__Available records__:
------------------------------------
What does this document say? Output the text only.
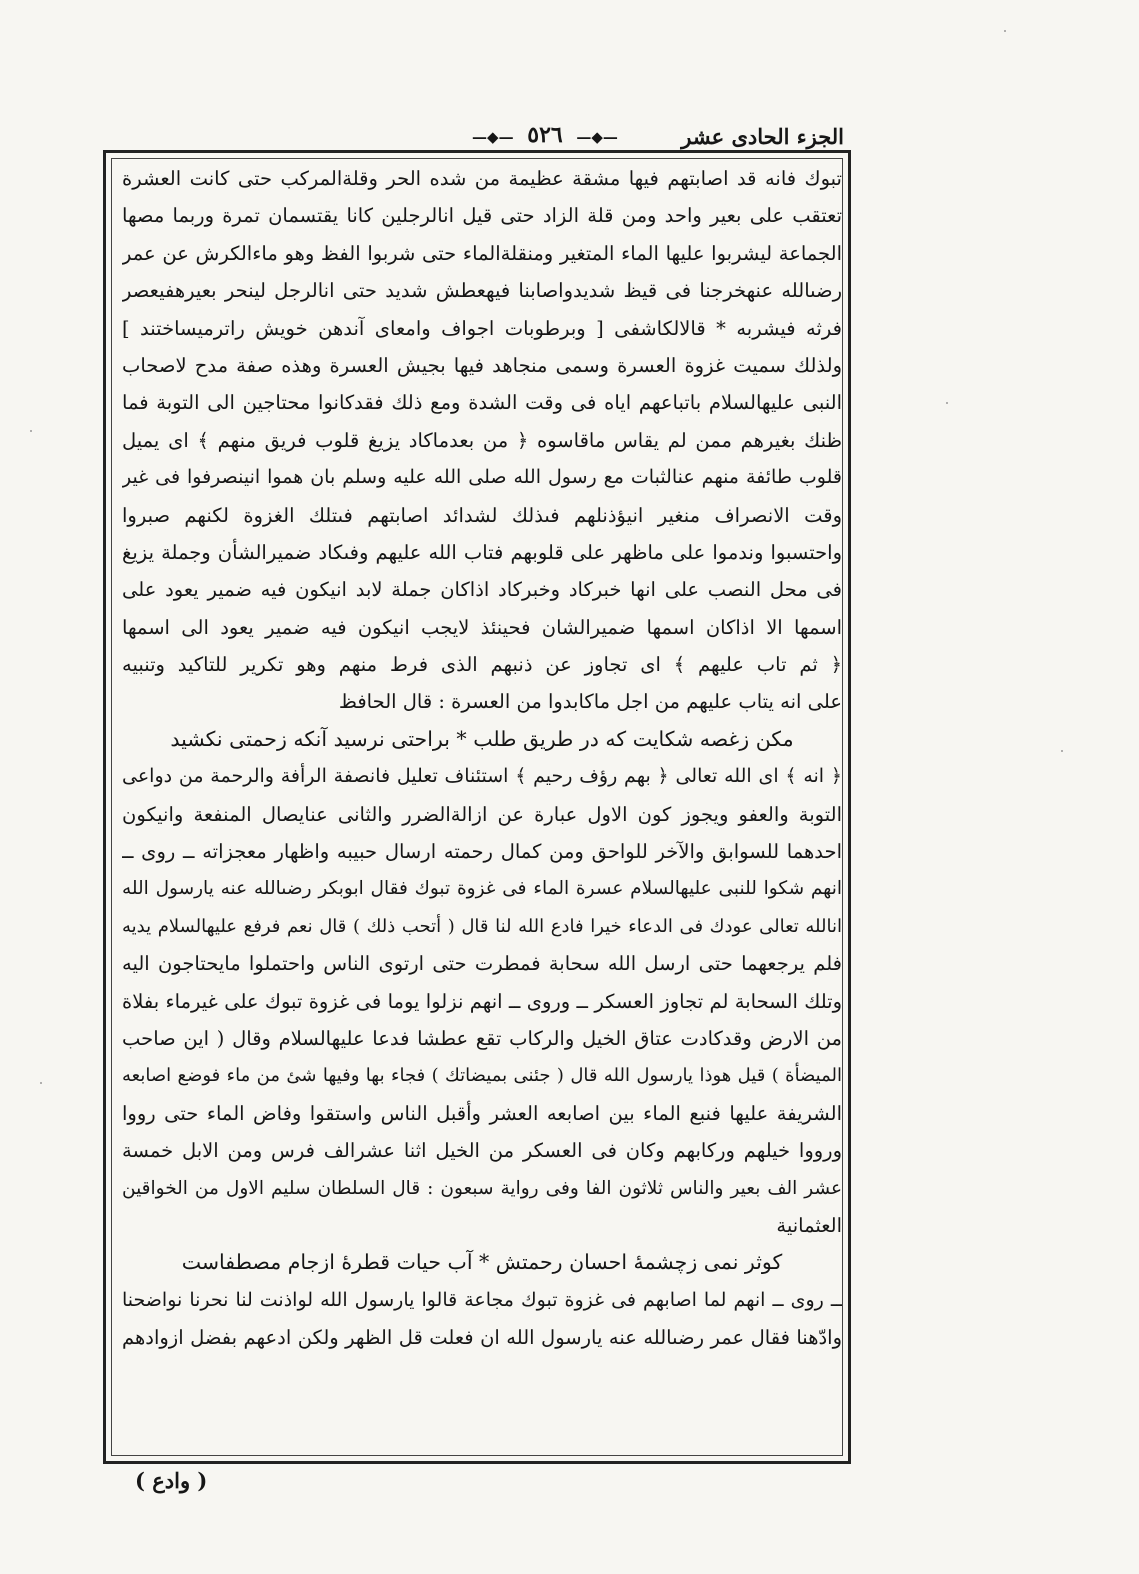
الجزء الحادى عشر
—◆— ٥٢٦ —◆—
تبوك فانه قد اصابتهم فيها مشقة عظيمة من شده الحر وقلةالمركب حتى كانت العشرة
تعتقب على بعير واحد ومن قلة الزاد حتى قيل انالرجلين كانا يقتسمان تمرة وربما مصها
الجماعة ليشربوا عليها الماء المتغير ومنقلةالماء حتى شربوا الفظ وهو ماءالكرش عن عمر
رضىالله عنهخرجنا فى قيظ شديدواصابنا فيهعطش شديد حتى انالرجل لينحر بعيرهفيعصر
فرثه فيشربه * قالالكاشفى [ وبرطوبات اجواف وامعاى آندهن خويش راترميساختند ]
ولذلك سميت غزوة العسرة وسمى منجاهد فيها بجيش العسرة وهذه صفة مدح لاصحاب
النبى عليهالسلام باتباعهم اياه فى وقت الشدة ومع ذلك فقدكانوا محتاجين الى التوبة فما
ظنك بغيرهم ممن لم يقاس ماقاسوه ﴿ من بعدماكاد يزيغ قلوب فريق منهم ﴾ اى يميل
قلوب طائفة منهم عنالثبات مع رسول الله صلى الله عليه وسلم بان هموا انينصرفوا فى غير
وقت الانصراف منغير انيؤذنلهم فىذلك لشدائد اصابتهم فىتلك الغزوة لكنهم صبروا
واحتسبوا وندموا على ماظهر على قلوبهم فتاب الله عليهم وفىكاد ضميرالشأن وجملة يزيغ
فى محل النصب على انها خبركاد وخبركاد اذاكان جملة لابد انيكون فيه ضمير يعود على
اسمها الا اذاكان اسمها ضميرالشان فحينئذ لايجب انيكون فيه ضمير يعود الى اسمها
﴿ ثم تاب عليهم ﴾ اى تجاوز عن ذنبهم الذى فرط منهم وهو تكرير للتاكيد وتنبيه
على انه يتاب عليهم من اجل ماكابدوا من العسرة : قال الحافظ
مكن زغصه شكايت كه در طريق طلب * براحتى نرسيد آنكه زحمتى نكشيد
﴿ انه ﴾ اى الله تعالى ﴿ بهم رؤف رحيم ﴾ استئناف تعليل فانصفة الرأفة والرحمة من دواعى
التوبة والعفو ويجوز كون الاول عبارة عن ازالةالضرر والثانى عنايصال المنفعة وانيكون
احدهما للسوابق والآخر للواحق ومن كمال رحمته ارسال حبيبه واظهار معجزاته ــ روى ــ
انهم شكوا للنبى عليهالسلام عسرة الماء فى غزوة تبوك فقال ابوبكر رضىالله عنه يارسول الله
انالله تعالى عودك فى الدعاء خيرا فادع الله لنا قال ( أتحب ذلك ) قال نعم فرفع عليهالسلام يديه
فلم يرجعهما حتى ارسل الله سحابة فمطرت حتى ارتوى الناس واحتملوا مايحتاجون اليه
وتلك السحابة لم تجاوز العسكر ــ وروى ــ انهم نزلوا يوما فى غزوة تبوك على غيرماء بفلاة
من الارض وقدكادت عتاق الخيل والركاب تقع عطشا فدعا عليهالسلام وقال ( اين صاحب
الميضأة ) قيل هوذا يارسول الله قال ( جئنى بميضاتك ) فجاء بها وفيها شئ من ماء فوضع اصابعه
الشريفة عليها فنبع الماء بين اصابعه العشر وأقبل الناس واستقوا وفاض الماء حتى رووا
ورووا خيلهم وركابهم وكان فى العسكر من الخيل اثنا عشرالف فرس ومن الابل خمسة
عشر الف بعير والناس ثلاثون الفا وفى رواية سبعون : قال السلطان سليم الاول من الخواقين
العثمانية
كوثر نمى زچشمهٔ احسان رحمتش * آب حيات قطرهٔ ازجام مصطفاست
ــ روى ــ انهم لما اصابهم فى غزوة تبوك مجاعة قالوا يارسول الله لواذنت لنا نحرنا نواضحنا
وادّهنا فقال عمر رضىالله عنه يارسول الله ان فعلت قل الظهر ولكن ادعهم بفضل ازوادهم
( وادع )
------------------------------------
__Short task__:
From the entries above, copy every line containing the word "العسرة".

__Task response__:
ولذلك سميت غزوة العسرة وسمى منجاهد فيها بجيش العسرة وهذه صفة مدح لاصحاب
على انه يتاب عليهم من اجل ماكابدوا من العسرة : قال الحافظ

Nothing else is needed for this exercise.